## begin Material shown

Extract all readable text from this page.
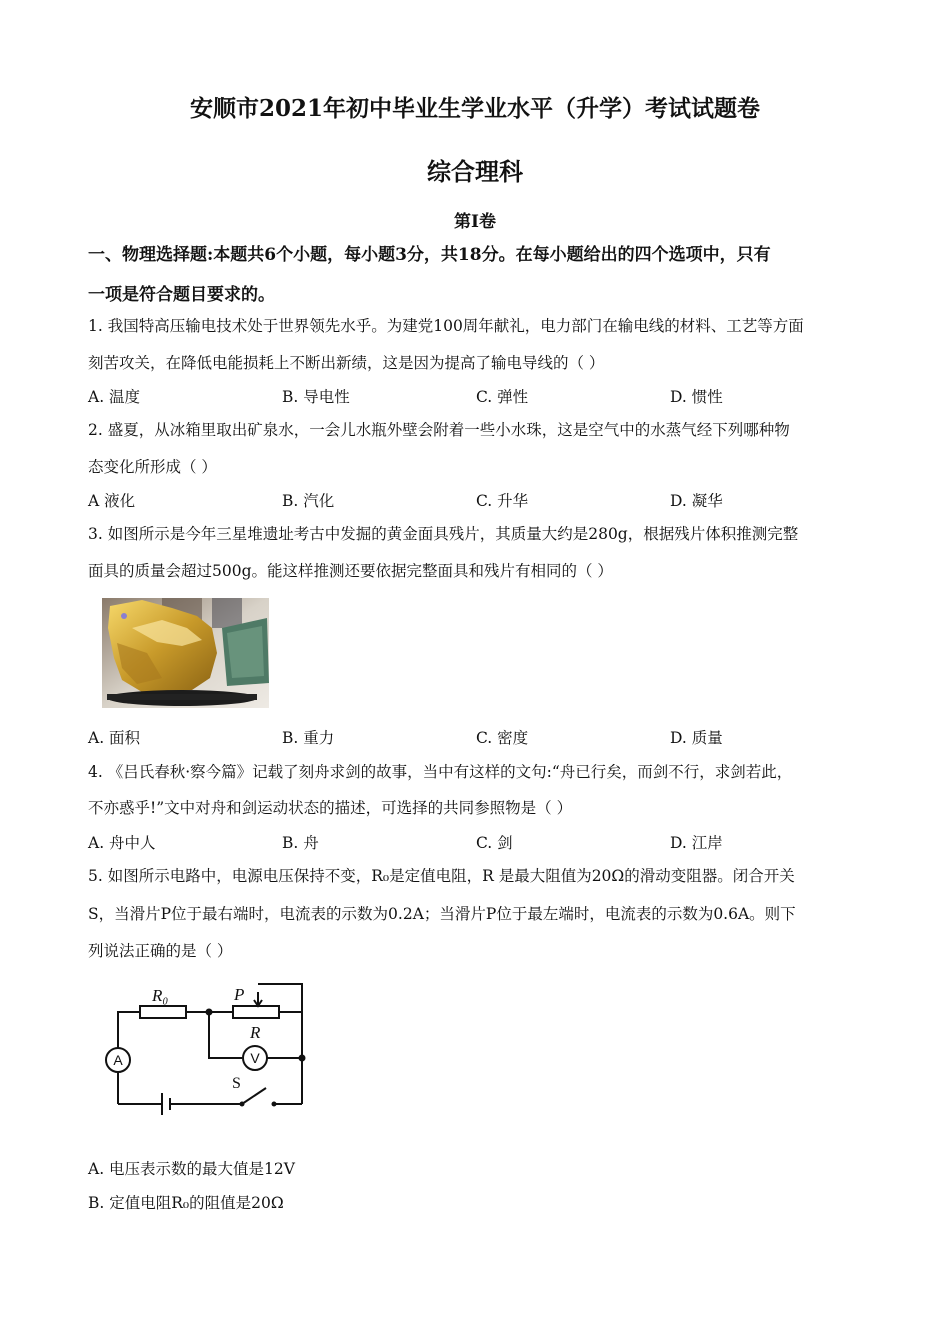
安顺市2021年初中毕业生学业水平（升学）考试试题卷
综合理科
第Ⅰ卷
一、物理选择题:本题共6个小题，每小题3分，共18分。在每小题给出的四个选项中，只有
一项是符合题目要求的。
1. 我国特高压输电技术处于世界领先水乎。为建党100周年献礼，电力部门在输电线的材料、工艺等方面
刻苦攻关，在降低电能损耗上不断出新绩，这是因为提高了输电导线的（ ）
A. 温度	B. 导电性	C. 弹性	D. 惯性
2. 盛夏，从冰箱里取出矿泉水，一会儿水瓶外壁会附着一些小水珠，这是空气中的水蒸气经下列哪种物
态变化所形成（ ）
A 液化	B. 汽化	C. 升华	D. 凝华
3. 如图所示是今年三星堆遗址考古中发掘的黄金面具残片，其质量大约是280g，根据残片体积推测完整
面具的质量会超过500g。能这样推测还要依据完整面具和残片有相同的（ ）
A. 面积	B. 重力	C. 密度	D. 质量
4. 《吕氏春秋·察今篇》记载了刻舟求剑的故事，当中有这样的文句:“舟已行矣，而剑不行，求剑若此，
不亦惑乎!”文中对舟和剑运动状态的描述，可选择的共同参照物是（ ）
A. 舟中人	B. 舟	C. 剑	D. 江岸
5. 如图所示电路中，电源电压保持不变，R₀是定值电阻，R 是最大阻值为20Ω的滑动变阻器。闭合开关
S，当滑片P位于最右端时，电流表的示数为0.2A；当滑片P位于最左端时，电流表的示数为0.6A。则下
列说法正确的是（ ）
R₀	P
R
V
A
S
A. 电压表示数的最大值是12V
B. 定值电阻R₀的阻值是20Ω
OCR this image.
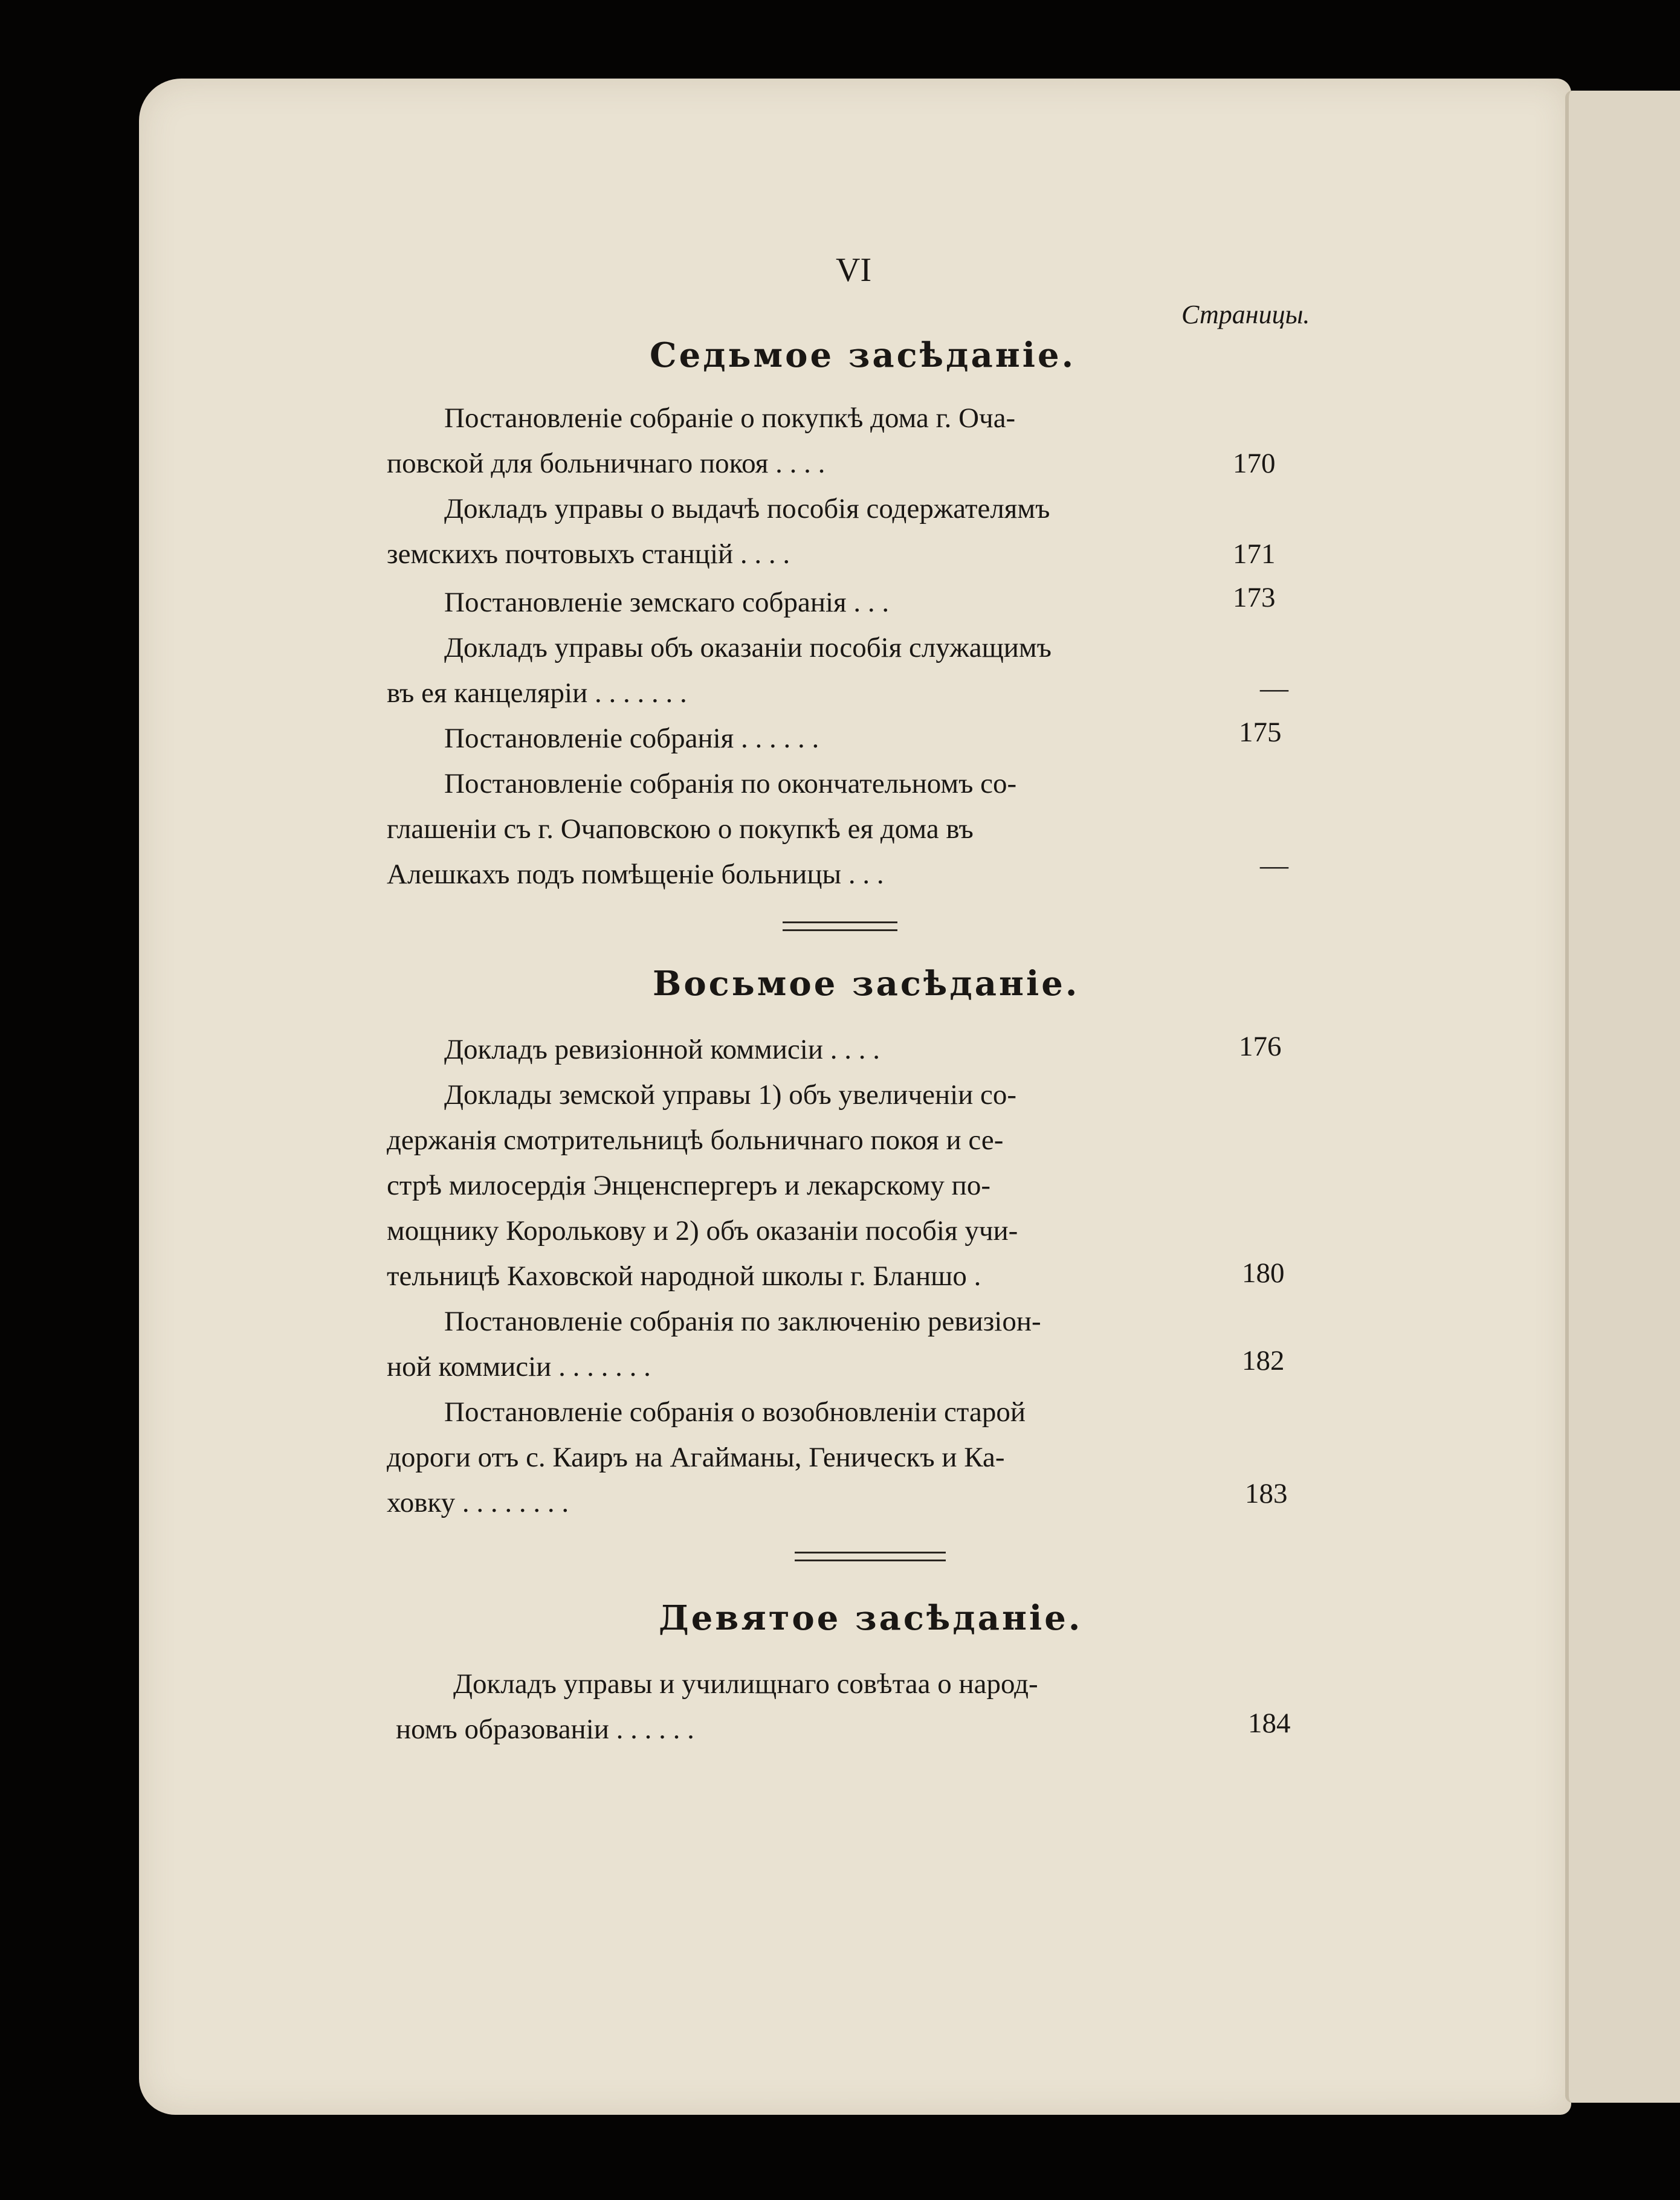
VI
Страницы.
Седьмое засѣданіе.
Постановленіе собраніе о покупкѣ дома г. Оча-
повской для больничнаго покоя . . . .	170
Докладъ управы о выдачѣ пособія содержателямъ
земскихъ почтовыхъ станцій . . . .	171
Постановленіе земскаго собранія . . .	173
Докладъ управы объ оказаніи пособія служащимъ
въ ея канцеляріи . . . . . . .	—
Постановленіе собранія . . . . . .	175
Постановленіе собранія по окончательномъ со-
глашеніи съ г. Очаповскою о покупкѣ ея дома въ
Алешкахъ подъ помѣщеніе больницы . . .	—
Восьмое засѣданіе.
Докладъ ревизіонной коммисіи . . . .	176
Доклады земской управы 1) объ увеличеніи со-
держанія смотрительницѣ больничнаго покоя и се-
стрѣ милосердія Энценспергеръ и лекарскому по-
мощнику Королькову и 2) объ оказаніи пособія учи-
тельницѣ Каховской народной школы г. Бланшо .	180
Постановленіе собранія по заключенію ревизіон-
ной коммисіи . . . . . . .	182
Постановленіе собранія о возобновленіи старой
дороги отъ с. Каиръ на Агайманы, Геническъ и Ка-
ховку . . . . . . . .	183
Девятое засѣданіе.
Докладъ управы и училищнаго совѣтаа о народ-
номъ образованіи . . . . . .	184
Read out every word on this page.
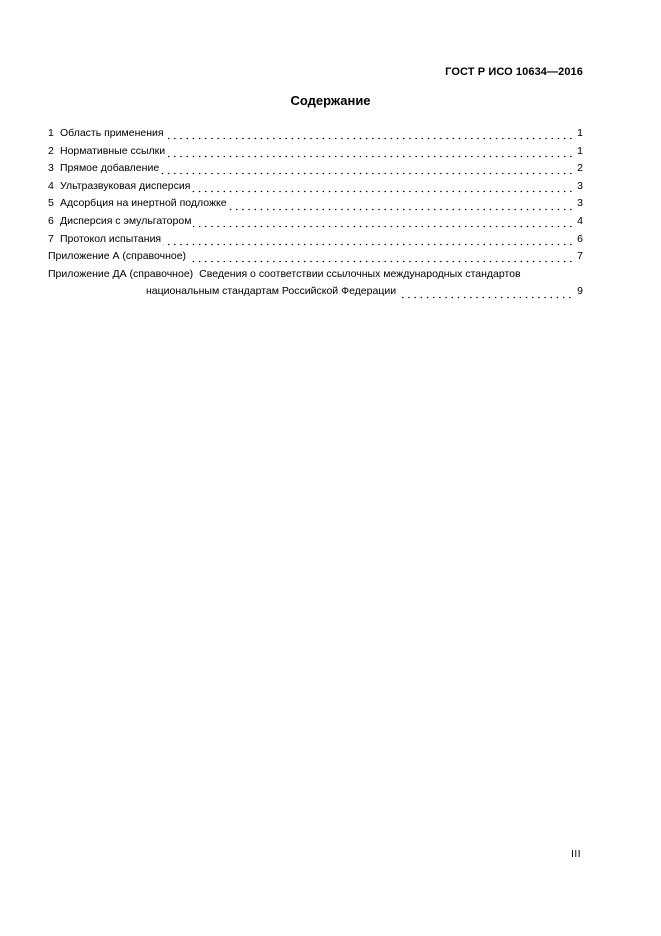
ГОСТ Р ИСО 10634—2016
Содержание
1 Область применения	1
2 Нормативные ссылки	1
3 Прямое добавление	2
4 Ультразвуковая дисперсия	3
5 Адсорбция на инертной подложке	3
6 Дисперсия с эмульгатором	4
7 Протокол испытания	6
Приложение А (справочное)	7
Приложение ДА (справочное) Сведения о соответствии ссылочных международных стандартов
национальным стандартам Российской Федерации	9
III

## end Material shown

Stated problem: Print the listing above in full, exactly as written. Omit any pictures.

Output of the exercise:
Extract all readable text from this page.
安顺市2021年初中毕业生学业水平（升学）考试试题卷
综合理科
第Ⅰ卷
一、物理选择题:本题共6个小题，每小题3分，共18分。在每小题给出的四个选项中，只有
一项是符合题目要求的。
1. 我国特高压输电技术处于世界领先水乎。为建党100周年献礼，电力部门在输电线的材料、工艺等方面
刻苦攻关，在降低电能损耗上不断出新绩，这是因为提高了输电导线的（ ）
A. 温度	B. 导电性	C. 弹性	D. 惯性
2. 盛夏，从冰箱里取出矿泉水，一会儿水瓶外壁会附着一些小水珠，这是空气中的水蒸气经下列哪种物
态变化所形成（ ）
A 液化	B. 汽化	C. 升华	D. 凝华
3. 如图所示是今年三星堆遗址考古中发掘的黄金面具残片，其质量大约是280g，根据残片体积推测完整
面具的质量会超过500g。能这样推测还要依据完整面具和残片有相同的（ ）
A. 面积	B. 重力	C. 密度	D. 质量
4. 《吕氏春秋·察今篇》记载了刻舟求剑的故事，当中有这样的文句:“舟已行矣，而剑不行，求剑若此，
不亦惑乎!”文中对舟和剑运动状态的描述，可选择的共同参照物是（ ）
A. 舟中人	B. 舟	C. 剑	D. 江岸
5. 如图所示电路中，电源电压保持不变，R₀是定值电阻，R 是最大阻值为20Ω的滑动变阻器。闭合开关
S，当滑片P位于最右端时，电流表的示数为0.2A；当滑片P位于最左端时，电流表的示数为0.6A。则下
列说法正确的是（ ）
R₀	P
R
V
A
S
A. 电压表示数的最大值是12V
B. 定值电阻R₀的阻值是20Ω
OCR this image.
VI
Страницы.
Седьмое засѣданіе.
Постановленіе собраніе о покупкѣ дома г. Оча-
повской для больничнаго покоя . . . .	170
Докладъ управы о выдачѣ пособія содержателямъ
земскихъ почтовыхъ станцій . . . .	171
Постановленіе земскаго собранія . . .	173
Докладъ управы объ оказаніи пособія служащимъ
въ ея канцеляріи . . . . . . .	—
Постановленіе собранія . . . . . .	175
Постановленіе собранія по окончательномъ со-
глашеніи съ г. Очаповскою о покупкѣ ея дома въ
Алешкахъ подъ помѣщеніе больницы . . .	—
Восьмое засѣданіе.
Докладъ ревизіонной коммисіи . . . .	176
Доклады земской управы 1) объ увеличеніи со-
держанія смотрительницѣ больничнаго покоя и се-
стрѣ милосердія Энценспергеръ и лекарскому по-
мощнику Королькову и 2) объ оказаніи пособія учи-
тельницѣ Каховской народной школы г. Бланшо .	180
Постановленіе собранія по заключенію ревизіон-
ной коммисіи . . . . . . .	182
Постановленіе собранія о возобновленіи старой
дороги отъ с. Каиръ на Агайманы, Геническъ и Ка-
ховку . . . . . . . .	183
Девятое засѣданіе.
Докладъ управы и училищнаго совѣтаа о народ-
номъ образованіи . . . . . .	184
Read out every word on this page.
ГОСТ Р ИСО 10634—2016
Содержание
1 Область применения	1
2 Нормативные ссылки	1
3 Прямое добавление	2
4 Ультразвуковая дисперсия	3
5 Адсорбция на инертной подложке	3
6 Дисперсия с эмульгатором	4
7 Протокол испытания	6
Приложение А (справочное)	7
Приложение ДА (справочное) Сведения о соответствии ссылочных международных стандартов
национальным стандартам Российской Федерации	9
III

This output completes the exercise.